--- Start Rows ---

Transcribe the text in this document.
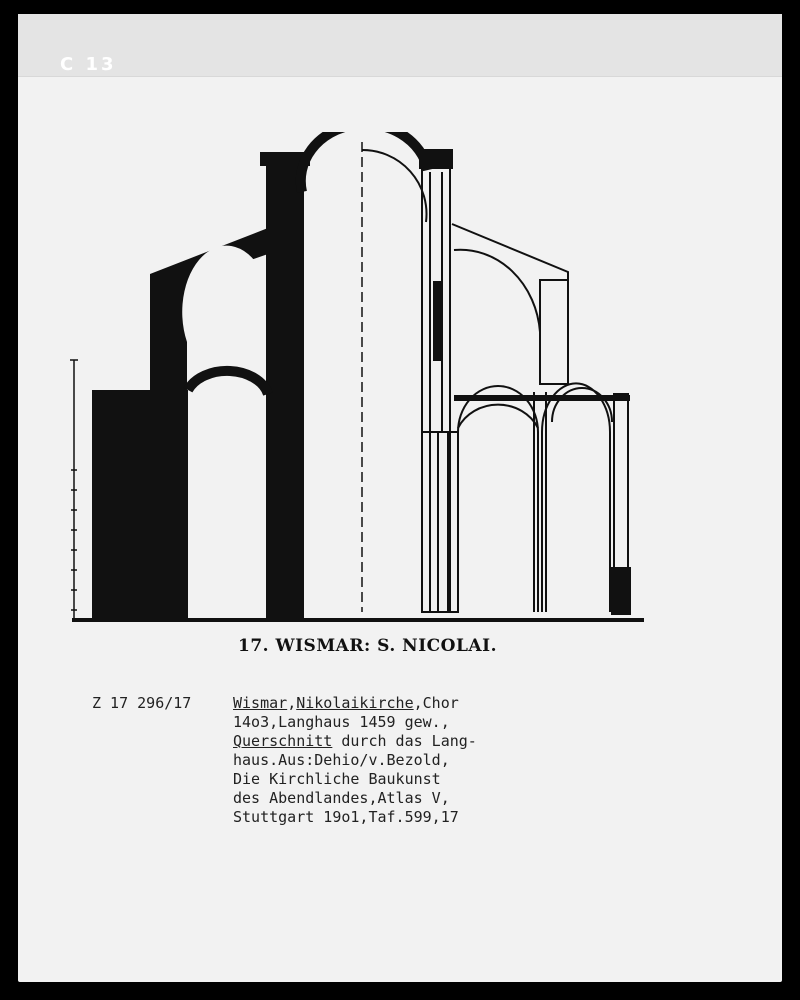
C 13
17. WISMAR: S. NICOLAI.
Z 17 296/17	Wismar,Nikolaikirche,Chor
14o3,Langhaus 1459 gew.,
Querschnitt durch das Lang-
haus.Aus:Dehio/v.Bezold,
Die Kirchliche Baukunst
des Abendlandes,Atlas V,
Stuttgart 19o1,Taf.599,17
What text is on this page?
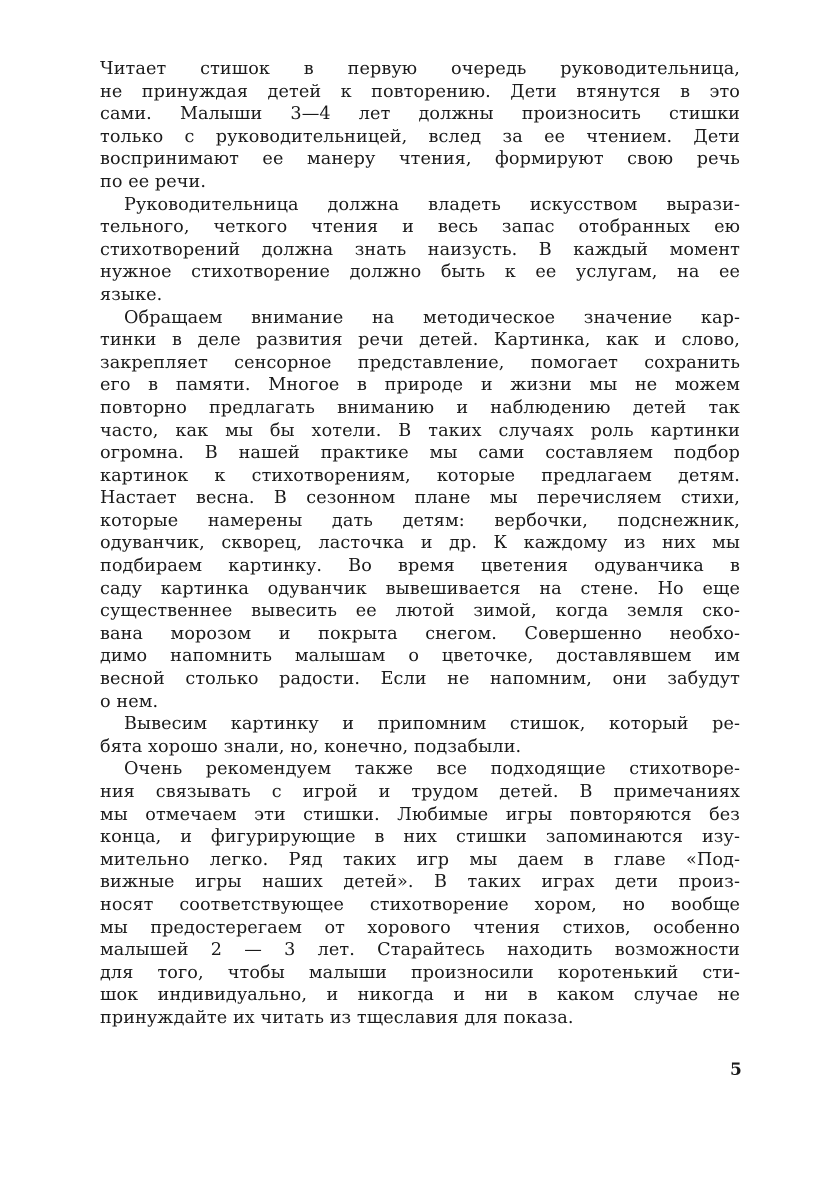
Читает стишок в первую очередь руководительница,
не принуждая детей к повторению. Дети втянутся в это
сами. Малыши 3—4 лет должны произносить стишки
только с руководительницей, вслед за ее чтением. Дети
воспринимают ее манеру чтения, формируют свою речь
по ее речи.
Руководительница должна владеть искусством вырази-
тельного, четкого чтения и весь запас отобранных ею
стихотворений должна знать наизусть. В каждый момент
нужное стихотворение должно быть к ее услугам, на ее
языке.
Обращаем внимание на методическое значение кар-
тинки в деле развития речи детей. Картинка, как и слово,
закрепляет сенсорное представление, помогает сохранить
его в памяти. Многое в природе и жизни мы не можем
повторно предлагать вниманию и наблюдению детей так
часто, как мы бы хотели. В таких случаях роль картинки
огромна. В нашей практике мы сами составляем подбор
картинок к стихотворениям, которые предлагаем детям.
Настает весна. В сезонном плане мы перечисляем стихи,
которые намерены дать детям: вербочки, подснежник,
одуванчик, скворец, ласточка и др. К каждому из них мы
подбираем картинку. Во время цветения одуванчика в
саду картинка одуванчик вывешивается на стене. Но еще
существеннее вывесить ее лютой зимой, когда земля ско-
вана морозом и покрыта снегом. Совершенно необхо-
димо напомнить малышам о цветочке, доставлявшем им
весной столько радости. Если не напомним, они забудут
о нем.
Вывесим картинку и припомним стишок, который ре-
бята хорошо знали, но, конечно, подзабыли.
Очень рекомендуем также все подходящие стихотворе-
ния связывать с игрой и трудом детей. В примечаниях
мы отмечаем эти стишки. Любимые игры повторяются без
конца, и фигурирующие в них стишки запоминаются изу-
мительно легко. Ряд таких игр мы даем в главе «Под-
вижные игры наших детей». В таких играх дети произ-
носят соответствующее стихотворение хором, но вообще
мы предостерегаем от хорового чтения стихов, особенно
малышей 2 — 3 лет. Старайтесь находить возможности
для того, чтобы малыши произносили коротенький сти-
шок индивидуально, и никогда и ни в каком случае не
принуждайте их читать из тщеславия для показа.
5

--- End Rows ---

Aim: Say how many lines of the listing above contain "text", with no other words.

Task answer: 2